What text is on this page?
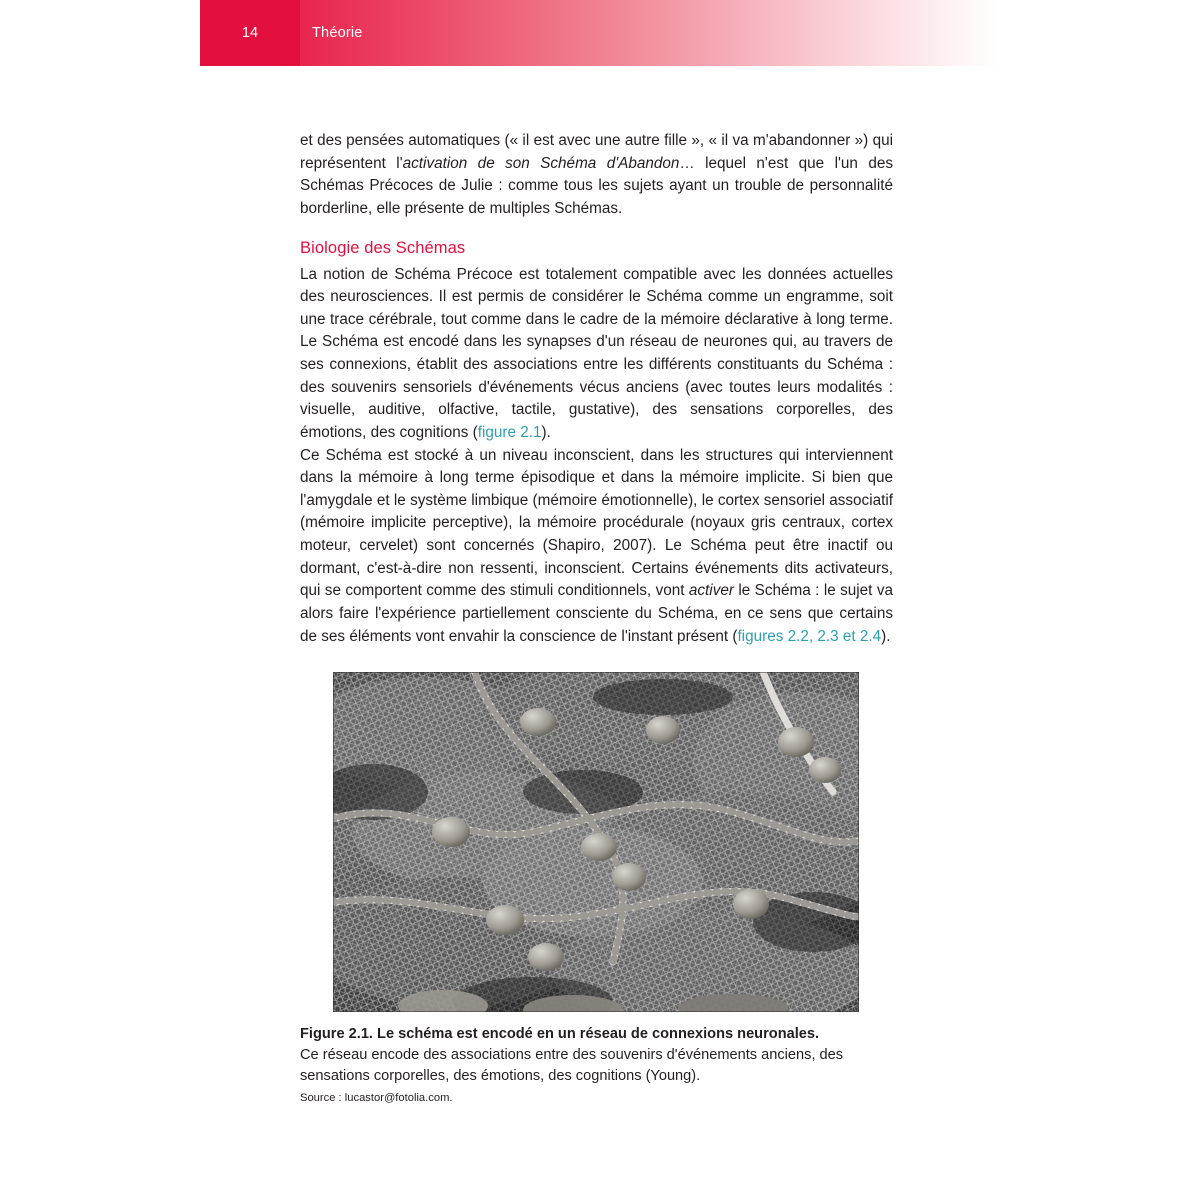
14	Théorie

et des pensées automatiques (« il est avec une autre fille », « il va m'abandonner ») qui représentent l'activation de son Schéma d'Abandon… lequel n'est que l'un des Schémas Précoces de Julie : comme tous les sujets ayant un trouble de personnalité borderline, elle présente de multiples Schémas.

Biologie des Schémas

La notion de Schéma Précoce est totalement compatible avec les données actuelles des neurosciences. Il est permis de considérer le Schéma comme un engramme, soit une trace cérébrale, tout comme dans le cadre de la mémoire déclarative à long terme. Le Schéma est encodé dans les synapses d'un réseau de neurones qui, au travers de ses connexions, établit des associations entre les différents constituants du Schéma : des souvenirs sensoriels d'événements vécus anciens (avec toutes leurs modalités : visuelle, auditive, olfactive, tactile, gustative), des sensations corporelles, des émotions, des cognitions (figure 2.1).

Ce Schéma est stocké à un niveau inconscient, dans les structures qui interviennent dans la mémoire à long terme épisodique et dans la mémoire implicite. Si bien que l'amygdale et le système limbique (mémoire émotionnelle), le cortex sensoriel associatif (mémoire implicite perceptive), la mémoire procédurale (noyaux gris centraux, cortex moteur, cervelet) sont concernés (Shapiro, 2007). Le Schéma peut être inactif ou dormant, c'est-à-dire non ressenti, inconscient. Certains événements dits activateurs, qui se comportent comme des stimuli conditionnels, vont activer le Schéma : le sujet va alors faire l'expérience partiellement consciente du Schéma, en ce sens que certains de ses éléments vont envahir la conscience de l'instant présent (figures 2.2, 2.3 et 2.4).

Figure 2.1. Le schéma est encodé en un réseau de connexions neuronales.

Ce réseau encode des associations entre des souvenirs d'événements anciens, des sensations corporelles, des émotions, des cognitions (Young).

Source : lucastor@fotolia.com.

...

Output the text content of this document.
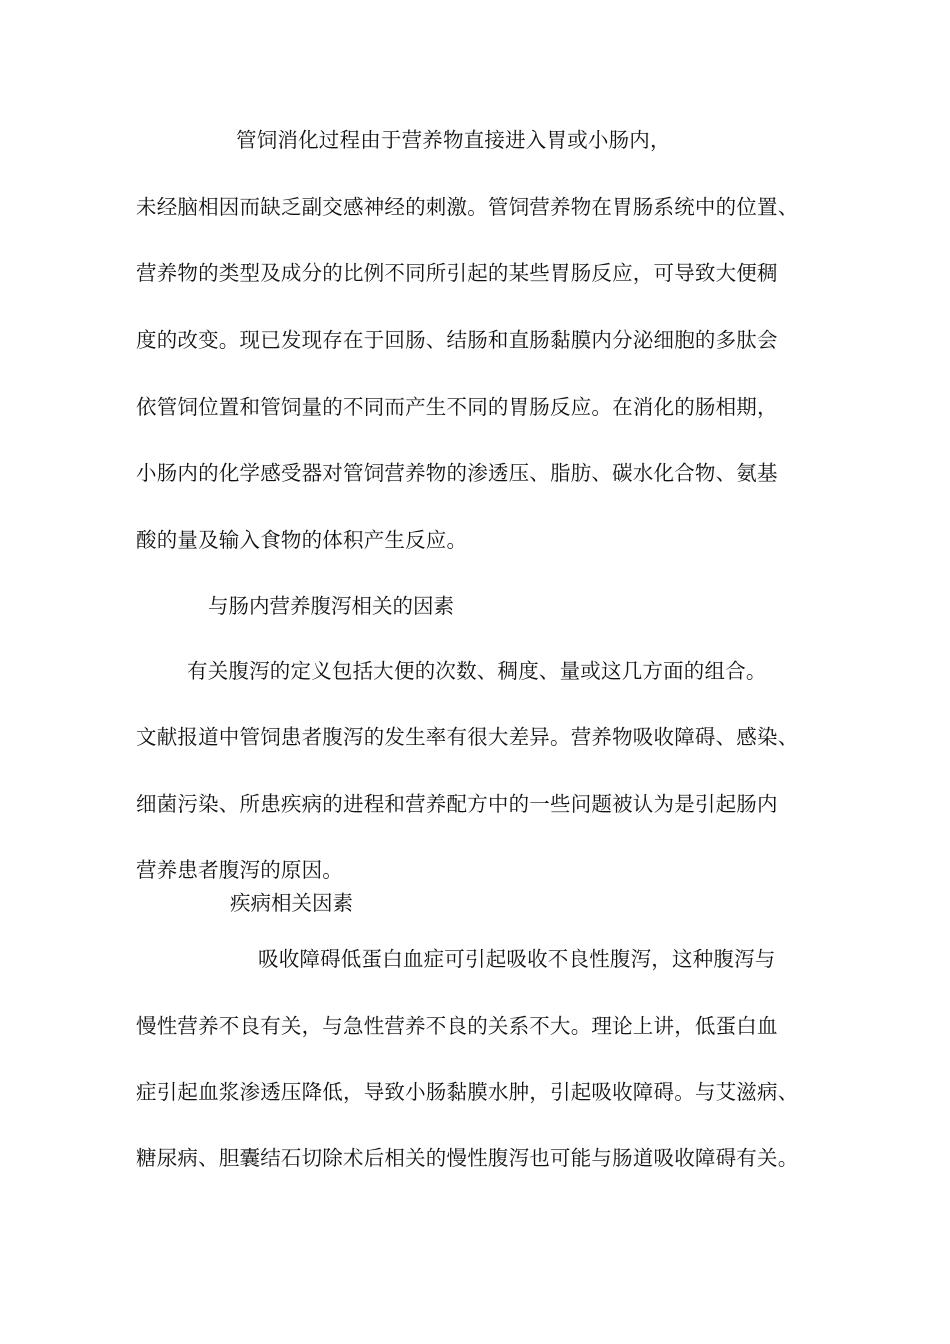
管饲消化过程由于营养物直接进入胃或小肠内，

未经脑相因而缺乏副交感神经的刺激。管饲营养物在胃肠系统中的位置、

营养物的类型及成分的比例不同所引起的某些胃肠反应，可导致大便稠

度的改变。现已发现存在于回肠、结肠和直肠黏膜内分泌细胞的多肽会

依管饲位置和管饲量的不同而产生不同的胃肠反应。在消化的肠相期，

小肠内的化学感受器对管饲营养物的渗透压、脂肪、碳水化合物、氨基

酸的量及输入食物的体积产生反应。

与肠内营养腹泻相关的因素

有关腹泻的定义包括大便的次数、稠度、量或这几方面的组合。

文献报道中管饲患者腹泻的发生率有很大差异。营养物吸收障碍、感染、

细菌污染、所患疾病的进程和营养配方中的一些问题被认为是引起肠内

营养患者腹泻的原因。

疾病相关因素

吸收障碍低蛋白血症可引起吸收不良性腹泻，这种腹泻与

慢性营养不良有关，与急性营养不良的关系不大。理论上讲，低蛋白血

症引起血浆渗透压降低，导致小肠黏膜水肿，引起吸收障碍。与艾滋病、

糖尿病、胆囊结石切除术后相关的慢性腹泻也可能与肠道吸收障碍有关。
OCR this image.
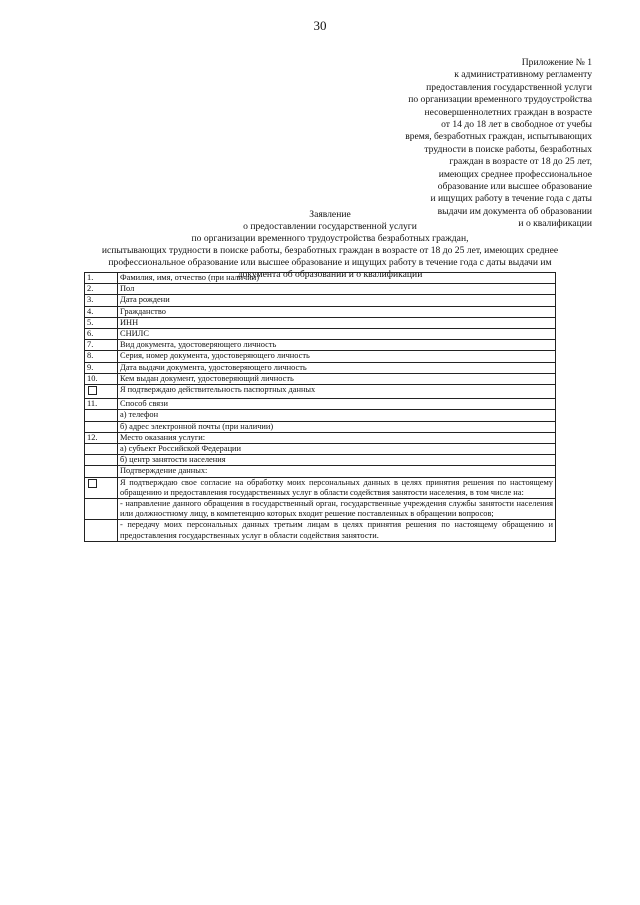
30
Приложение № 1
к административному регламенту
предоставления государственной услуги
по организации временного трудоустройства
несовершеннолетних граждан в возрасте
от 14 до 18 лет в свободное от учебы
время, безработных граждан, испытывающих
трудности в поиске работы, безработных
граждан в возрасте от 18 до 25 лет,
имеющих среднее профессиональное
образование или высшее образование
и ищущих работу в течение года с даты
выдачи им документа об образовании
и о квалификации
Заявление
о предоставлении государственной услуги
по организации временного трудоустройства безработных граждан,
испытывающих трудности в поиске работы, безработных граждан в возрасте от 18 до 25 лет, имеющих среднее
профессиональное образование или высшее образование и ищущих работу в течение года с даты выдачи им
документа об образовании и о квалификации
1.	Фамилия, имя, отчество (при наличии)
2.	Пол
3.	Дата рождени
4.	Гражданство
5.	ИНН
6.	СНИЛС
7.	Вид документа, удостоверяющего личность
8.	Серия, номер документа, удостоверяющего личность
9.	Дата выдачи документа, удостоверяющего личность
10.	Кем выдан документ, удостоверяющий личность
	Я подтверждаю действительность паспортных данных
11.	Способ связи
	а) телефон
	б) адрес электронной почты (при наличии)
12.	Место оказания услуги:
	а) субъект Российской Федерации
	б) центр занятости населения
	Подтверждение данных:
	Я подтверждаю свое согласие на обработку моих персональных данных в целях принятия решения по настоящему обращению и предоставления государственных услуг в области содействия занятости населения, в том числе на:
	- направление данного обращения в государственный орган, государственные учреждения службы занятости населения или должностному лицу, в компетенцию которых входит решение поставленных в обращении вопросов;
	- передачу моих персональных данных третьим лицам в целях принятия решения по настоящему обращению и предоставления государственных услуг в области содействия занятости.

What the task requires ::
Pull out the lines above in which the word "личность" appears.

Task solution ::
7.	Вид документа, удостоверяющего личность
8.	Серия, номер документа, удостоверяющего личность
9.	Дата выдачи документа, удостоверяющего личность
10.	Кем выдан документ, удостоверяющий личность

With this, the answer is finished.